◆ **Records**

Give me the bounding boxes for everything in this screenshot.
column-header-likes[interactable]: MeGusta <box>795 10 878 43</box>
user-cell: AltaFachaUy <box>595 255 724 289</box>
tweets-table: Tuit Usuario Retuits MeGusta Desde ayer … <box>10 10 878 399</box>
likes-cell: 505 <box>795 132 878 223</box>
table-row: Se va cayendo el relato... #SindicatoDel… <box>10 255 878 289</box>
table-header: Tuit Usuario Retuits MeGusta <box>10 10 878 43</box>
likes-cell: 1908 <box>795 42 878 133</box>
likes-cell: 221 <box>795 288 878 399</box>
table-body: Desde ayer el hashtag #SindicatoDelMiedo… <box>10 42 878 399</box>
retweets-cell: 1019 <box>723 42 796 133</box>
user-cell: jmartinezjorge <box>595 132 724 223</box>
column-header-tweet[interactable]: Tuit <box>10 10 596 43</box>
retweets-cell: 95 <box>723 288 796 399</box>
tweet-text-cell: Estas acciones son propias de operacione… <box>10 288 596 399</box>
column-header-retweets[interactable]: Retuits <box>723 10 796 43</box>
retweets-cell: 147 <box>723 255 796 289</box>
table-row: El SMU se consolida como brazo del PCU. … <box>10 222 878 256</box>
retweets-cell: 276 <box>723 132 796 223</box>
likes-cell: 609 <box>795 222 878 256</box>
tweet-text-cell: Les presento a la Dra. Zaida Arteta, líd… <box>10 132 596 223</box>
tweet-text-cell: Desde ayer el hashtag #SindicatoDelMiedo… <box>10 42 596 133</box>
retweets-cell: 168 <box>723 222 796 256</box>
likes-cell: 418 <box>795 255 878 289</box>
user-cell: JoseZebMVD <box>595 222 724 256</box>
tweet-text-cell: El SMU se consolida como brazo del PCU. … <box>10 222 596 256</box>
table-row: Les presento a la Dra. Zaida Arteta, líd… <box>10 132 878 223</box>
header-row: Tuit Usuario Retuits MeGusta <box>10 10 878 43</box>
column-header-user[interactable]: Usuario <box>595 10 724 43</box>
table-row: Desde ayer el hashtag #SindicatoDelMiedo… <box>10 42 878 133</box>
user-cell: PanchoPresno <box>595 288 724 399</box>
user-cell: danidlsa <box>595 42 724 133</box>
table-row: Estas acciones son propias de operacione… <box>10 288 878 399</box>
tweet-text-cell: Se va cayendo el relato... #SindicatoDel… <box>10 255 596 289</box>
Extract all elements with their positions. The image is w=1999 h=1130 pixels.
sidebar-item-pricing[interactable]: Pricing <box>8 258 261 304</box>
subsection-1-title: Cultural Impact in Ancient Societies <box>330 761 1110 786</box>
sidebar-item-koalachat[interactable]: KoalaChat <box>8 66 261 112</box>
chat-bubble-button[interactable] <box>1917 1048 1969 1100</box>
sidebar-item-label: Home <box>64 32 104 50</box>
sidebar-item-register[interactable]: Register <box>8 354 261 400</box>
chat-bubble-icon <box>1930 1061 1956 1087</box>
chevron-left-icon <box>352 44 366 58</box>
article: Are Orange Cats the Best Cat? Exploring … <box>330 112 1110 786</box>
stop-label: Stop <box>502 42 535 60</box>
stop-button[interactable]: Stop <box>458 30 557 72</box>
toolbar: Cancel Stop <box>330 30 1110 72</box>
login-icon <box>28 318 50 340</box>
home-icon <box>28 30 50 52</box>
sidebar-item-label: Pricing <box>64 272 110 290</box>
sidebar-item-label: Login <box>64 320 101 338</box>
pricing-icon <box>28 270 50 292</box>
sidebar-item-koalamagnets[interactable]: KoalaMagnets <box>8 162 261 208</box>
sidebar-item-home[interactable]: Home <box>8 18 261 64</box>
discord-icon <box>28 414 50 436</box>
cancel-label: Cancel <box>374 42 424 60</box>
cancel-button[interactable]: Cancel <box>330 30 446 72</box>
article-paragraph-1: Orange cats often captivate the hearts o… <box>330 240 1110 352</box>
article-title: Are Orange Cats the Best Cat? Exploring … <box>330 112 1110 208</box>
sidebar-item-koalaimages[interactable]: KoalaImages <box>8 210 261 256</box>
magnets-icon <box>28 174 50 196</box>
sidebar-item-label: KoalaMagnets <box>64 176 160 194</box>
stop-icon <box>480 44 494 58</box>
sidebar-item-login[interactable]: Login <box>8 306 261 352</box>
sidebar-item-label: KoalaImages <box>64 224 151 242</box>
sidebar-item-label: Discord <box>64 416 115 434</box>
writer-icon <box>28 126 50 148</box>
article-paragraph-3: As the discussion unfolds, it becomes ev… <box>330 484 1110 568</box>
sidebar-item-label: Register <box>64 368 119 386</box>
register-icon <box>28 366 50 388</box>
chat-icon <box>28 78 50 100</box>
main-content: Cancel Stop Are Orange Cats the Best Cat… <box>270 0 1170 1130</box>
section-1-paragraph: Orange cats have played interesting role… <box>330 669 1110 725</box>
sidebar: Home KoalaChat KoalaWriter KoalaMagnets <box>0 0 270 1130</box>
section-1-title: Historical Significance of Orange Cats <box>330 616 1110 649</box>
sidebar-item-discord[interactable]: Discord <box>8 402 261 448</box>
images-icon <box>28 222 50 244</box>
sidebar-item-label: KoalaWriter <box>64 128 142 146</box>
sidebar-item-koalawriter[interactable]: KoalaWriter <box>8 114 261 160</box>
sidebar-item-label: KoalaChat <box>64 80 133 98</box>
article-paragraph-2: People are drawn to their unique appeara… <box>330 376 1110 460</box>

◆ **Written exercise**
Repeat all of the lines above word for word.

◆ **Full output**
Give me the bounding boxes for everything in this screenshot.
column-header-likes[interactable]: MeGusta <box>795 10 878 43</box>
user-cell: AltaFachaUy <box>595 255 724 289</box>
tweets-table: Tuit Usuario Retuits MeGusta Desde ayer … <box>10 10 878 399</box>
likes-cell: 505 <box>795 132 878 223</box>
table-row: Se va cayendo el relato... #SindicatoDel… <box>10 255 878 289</box>
table-header: Tuit Usuario Retuits MeGusta <box>10 10 878 43</box>
likes-cell: 1908 <box>795 42 878 133</box>
likes-cell: 221 <box>795 288 878 399</box>
table-body: Desde ayer el hashtag #SindicatoDelMiedo… <box>10 42 878 399</box>
retweets-cell: 1019 <box>723 42 796 133</box>
user-cell: jmartinezjorge <box>595 132 724 223</box>
column-header-tweet[interactable]: Tuit <box>10 10 596 43</box>
retweets-cell: 95 <box>723 288 796 399</box>
tweet-text-cell: Estas acciones son propias de operacione… <box>10 288 596 399</box>
column-header-retweets[interactable]: Retuits <box>723 10 796 43</box>
retweets-cell: 147 <box>723 255 796 289</box>
table-row: El SMU se consolida como brazo del PCU. … <box>10 222 878 256</box>
retweets-cell: 276 <box>723 132 796 223</box>
likes-cell: 609 <box>795 222 878 256</box>
tweet-text-cell: Les presento a la Dra. Zaida Arteta, líd… <box>10 132 596 223</box>
tweet-text-cell: Desde ayer el hashtag #SindicatoDelMiedo… <box>10 42 596 133</box>
retweets-cell: 168 <box>723 222 796 256</box>
likes-cell: 418 <box>795 255 878 289</box>
user-cell: JoseZebMVD <box>595 222 724 256</box>
tweet-text-cell: El SMU se consolida como brazo del PCU. … <box>10 222 596 256</box>
table-row: Les presento a la Dra. Zaida Arteta, líd… <box>10 132 878 223</box>
header-row: Tuit Usuario Retuits MeGusta <box>10 10 878 43</box>
column-header-user[interactable]: Usuario <box>595 10 724 43</box>
table-row: Desde ayer el hashtag #SindicatoDelMiedo… <box>10 42 878 133</box>
user-cell: PanchoPresno <box>595 288 724 399</box>
user-cell: danidlsa <box>595 42 724 133</box>
table-row: Estas acciones son propias de operacione… <box>10 288 878 399</box>
tweet-text-cell: Se va cayendo el relato... #SindicatoDel… <box>10 255 596 289</box>
Extract all elements with their positions. The image is w=1999 h=1130 pixels.
sidebar-item-pricing[interactable]: Pricing <box>8 258 261 304</box>
subsection-1-title: Cultural Impact in Ancient Societies <box>330 761 1110 786</box>
sidebar-item-koalachat[interactable]: KoalaChat <box>8 66 261 112</box>
chat-bubble-button[interactable] <box>1917 1048 1969 1100</box>
sidebar-item-label: Home <box>64 32 104 50</box>
sidebar-item-register[interactable]: Register <box>8 354 261 400</box>
chat-bubble-icon <box>1930 1061 1956 1087</box>
chevron-left-icon <box>352 44 366 58</box>
article: Are Orange Cats the Best Cat? Exploring … <box>330 112 1110 786</box>
stop-label: Stop <box>502 42 535 60</box>
stop-button[interactable]: Stop <box>458 30 557 72</box>
toolbar: Cancel Stop <box>330 30 1110 72</box>
login-icon <box>28 318 50 340</box>
home-icon <box>28 30 50 52</box>
sidebar-item-label: Pricing <box>64 272 110 290</box>
sidebar-item-label: Login <box>64 320 101 338</box>
pricing-icon <box>28 270 50 292</box>
sidebar-item-koalamagnets[interactable]: KoalaMagnets <box>8 162 261 208</box>
sidebar-item-home[interactable]: Home <box>8 18 261 64</box>
discord-icon <box>28 414 50 436</box>
cancel-label: Cancel <box>374 42 424 60</box>
cancel-button[interactable]: Cancel <box>330 30 446 72</box>
article-paragraph-1: Orange cats often captivate the hearts o… <box>330 240 1110 352</box>
article-title: Are Orange Cats the Best Cat? Exploring … <box>330 112 1110 208</box>
sidebar-item-koalaimages[interactable]: KoalaImages <box>8 210 261 256</box>
magnets-icon <box>28 174 50 196</box>
sidebar-item-label: KoalaMagnets <box>64 176 160 194</box>
stop-icon <box>480 44 494 58</box>
sidebar-item-login[interactable]: Login <box>8 306 261 352</box>
sidebar-item-label: KoalaImages <box>64 224 151 242</box>
sidebar-item-label: Discord <box>64 416 115 434</box>
writer-icon <box>28 126 50 148</box>
article-paragraph-3: As the discussion unfolds, it becomes ev… <box>330 484 1110 568</box>
sidebar-item-label: Register <box>64 368 119 386</box>
register-icon <box>28 366 50 388</box>
chat-icon <box>28 78 50 100</box>
main-content: Cancel Stop Are Orange Cats the Best Cat… <box>270 0 1170 1130</box>
section-1-paragraph: Orange cats have played interesting role… <box>330 669 1110 725</box>
sidebar: Home KoalaChat KoalaWriter KoalaMagnets <box>0 0 270 1130</box>
section-1-title: Historical Significance of Orange Cats <box>330 616 1110 649</box>
sidebar-item-discord[interactable]: Discord <box>8 402 261 448</box>
images-icon <box>28 222 50 244</box>
sidebar-item-label: KoalaWriter <box>64 128 142 146</box>
sidebar-item-koalawriter[interactable]: KoalaWriter <box>8 114 261 160</box>
sidebar-item-label: KoalaChat <box>64 80 133 98</box>
article-paragraph-2: People are drawn to their unique appeara… <box>330 376 1110 460</box>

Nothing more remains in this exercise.